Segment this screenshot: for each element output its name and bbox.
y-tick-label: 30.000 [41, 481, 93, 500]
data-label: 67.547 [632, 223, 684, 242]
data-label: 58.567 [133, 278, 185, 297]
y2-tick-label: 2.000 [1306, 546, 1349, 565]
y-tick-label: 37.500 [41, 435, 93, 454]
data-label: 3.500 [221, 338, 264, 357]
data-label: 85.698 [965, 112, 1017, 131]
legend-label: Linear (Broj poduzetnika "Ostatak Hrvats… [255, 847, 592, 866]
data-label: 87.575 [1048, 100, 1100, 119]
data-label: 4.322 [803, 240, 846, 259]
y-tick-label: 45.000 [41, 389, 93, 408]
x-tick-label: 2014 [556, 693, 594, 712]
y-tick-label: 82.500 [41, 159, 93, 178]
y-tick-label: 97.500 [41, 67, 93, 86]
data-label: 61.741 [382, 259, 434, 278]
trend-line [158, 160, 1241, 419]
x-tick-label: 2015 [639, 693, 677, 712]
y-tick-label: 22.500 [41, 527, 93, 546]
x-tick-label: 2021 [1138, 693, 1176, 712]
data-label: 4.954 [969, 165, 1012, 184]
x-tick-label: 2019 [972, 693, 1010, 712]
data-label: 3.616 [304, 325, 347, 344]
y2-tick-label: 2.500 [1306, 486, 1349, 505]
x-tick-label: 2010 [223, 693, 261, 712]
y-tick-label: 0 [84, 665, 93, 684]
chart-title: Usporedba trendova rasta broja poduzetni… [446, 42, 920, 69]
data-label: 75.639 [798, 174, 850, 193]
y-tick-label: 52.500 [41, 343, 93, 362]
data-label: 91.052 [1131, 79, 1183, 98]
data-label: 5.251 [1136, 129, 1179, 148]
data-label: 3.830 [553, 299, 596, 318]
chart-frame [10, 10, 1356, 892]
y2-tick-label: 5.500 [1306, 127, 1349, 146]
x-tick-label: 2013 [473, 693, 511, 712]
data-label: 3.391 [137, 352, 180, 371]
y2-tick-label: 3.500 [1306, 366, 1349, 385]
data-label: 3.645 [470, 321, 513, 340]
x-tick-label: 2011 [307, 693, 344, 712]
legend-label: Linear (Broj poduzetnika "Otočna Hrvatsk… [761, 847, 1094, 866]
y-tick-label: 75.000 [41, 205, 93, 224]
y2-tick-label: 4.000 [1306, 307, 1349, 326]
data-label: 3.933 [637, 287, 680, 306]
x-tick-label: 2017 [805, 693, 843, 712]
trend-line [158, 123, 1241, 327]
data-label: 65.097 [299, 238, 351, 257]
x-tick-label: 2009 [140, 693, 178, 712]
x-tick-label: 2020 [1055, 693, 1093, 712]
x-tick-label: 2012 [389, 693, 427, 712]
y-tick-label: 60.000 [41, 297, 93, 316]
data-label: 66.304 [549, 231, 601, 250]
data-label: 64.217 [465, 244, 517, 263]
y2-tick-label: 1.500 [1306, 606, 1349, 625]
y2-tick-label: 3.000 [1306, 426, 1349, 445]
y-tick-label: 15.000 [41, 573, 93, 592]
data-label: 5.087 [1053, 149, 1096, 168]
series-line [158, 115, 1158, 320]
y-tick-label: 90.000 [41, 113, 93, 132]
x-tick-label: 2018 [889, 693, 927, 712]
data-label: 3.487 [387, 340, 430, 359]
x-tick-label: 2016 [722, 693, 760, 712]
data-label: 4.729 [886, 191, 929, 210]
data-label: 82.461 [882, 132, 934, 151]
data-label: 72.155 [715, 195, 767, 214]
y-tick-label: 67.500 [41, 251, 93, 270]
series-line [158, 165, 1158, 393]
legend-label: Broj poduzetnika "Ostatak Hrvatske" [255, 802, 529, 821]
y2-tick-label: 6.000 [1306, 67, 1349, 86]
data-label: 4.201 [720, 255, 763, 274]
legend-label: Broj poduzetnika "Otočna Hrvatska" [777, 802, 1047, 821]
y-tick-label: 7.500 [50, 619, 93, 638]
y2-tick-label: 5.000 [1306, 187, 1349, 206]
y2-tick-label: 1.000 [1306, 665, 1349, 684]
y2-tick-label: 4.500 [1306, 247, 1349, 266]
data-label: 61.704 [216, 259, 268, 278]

····················

▶ [Required work]:
Please reproduce verbatim the stretch of the records above, from their very first line through the line that contains "y-tick-label: 82.500 [41, 159, 93, 178]".

▶ [Written response]:
Segment this screenshot: for each element output its name and bbox.
y-tick-label: 30.000 [41, 481, 93, 500]
data-label: 67.547 [632, 223, 684, 242]
data-label: 58.567 [133, 278, 185, 297]
y2-tick-label: 2.000 [1306, 546, 1349, 565]
y-tick-label: 37.500 [41, 435, 93, 454]
data-label: 3.500 [221, 338, 264, 357]
data-label: 85.698 [965, 112, 1017, 131]
legend-label: Linear (Broj poduzetnika "Ostatak Hrvats… [255, 847, 592, 866]
data-label: 87.575 [1048, 100, 1100, 119]
data-label: 4.322 [803, 240, 846, 259]
y-tick-label: 45.000 [41, 389, 93, 408]
x-tick-label: 2014 [556, 693, 594, 712]
y-tick-label: 82.500 [41, 159, 93, 178]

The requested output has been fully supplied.